>> begin Task data

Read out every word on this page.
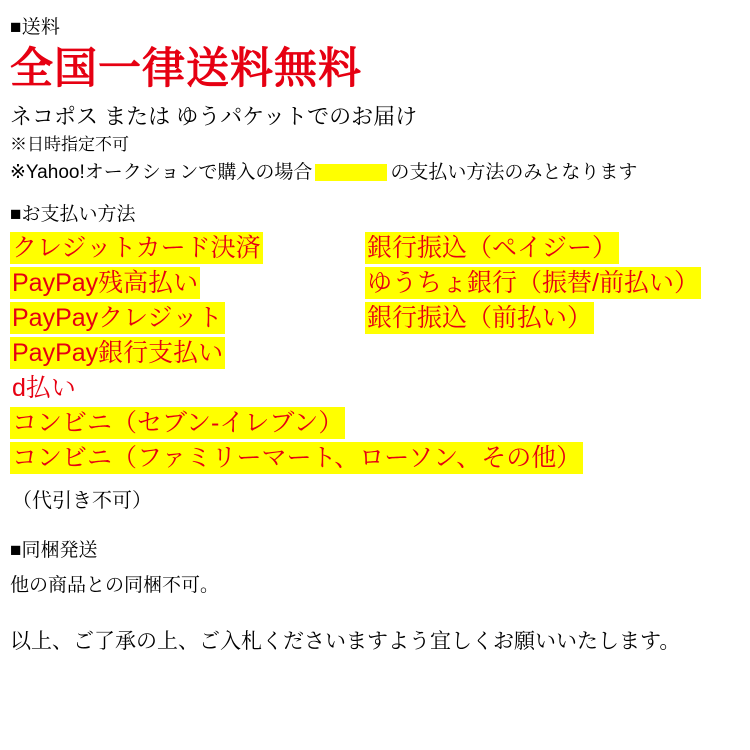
■送料
全国一律送料無料
ネコポス または ゆうパケットでのお届け
※日時指定不可
※Yahoo!オークションで購入の場合	の支払い方法のみとなります
■お支払い方法
クレジットカード決済	銀行振込（ペイジー）
PayPay残高払い	ゆうちょ銀行（振替/前払い）
PayPayクレジット	銀行振込（前払い）
PayPay銀行支払い
d払い
コンビニ（セブン-イレブン）
コンビニ（ファミリーマート、ローソン、その他）
（代引き不可）
■同梱発送
他の商品との同梱不可。
以上、ご了承の上、ご入札くださいますよう宜しくお願いいたします。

>> end Task data

- [Short task] Copy everything in the records above except the pictures, exactly as written.

- [Output]
Read out every word on this page.
■送料
全国一律送料無料
ネコポス または ゆうパケットでのお届け
※日時指定不可
※Yahoo!オークションで購入の場合	の支払い方法のみとなります
■お支払い方法
クレジットカード決済	銀行振込（ペイジー）
PayPay残高払い	ゆうちょ銀行（振替/前払い）
PayPayクレジット	銀行振込（前払い）
PayPay銀行支払い
d払い
コンビニ（セブン-イレブン）
コンビニ（ファミリーマート、ローソン、その他）
（代引き不可）
■同梱発送
他の商品との同梱不可。
以上、ご了承の上、ご入札くださいますよう宜しくお願いいたします。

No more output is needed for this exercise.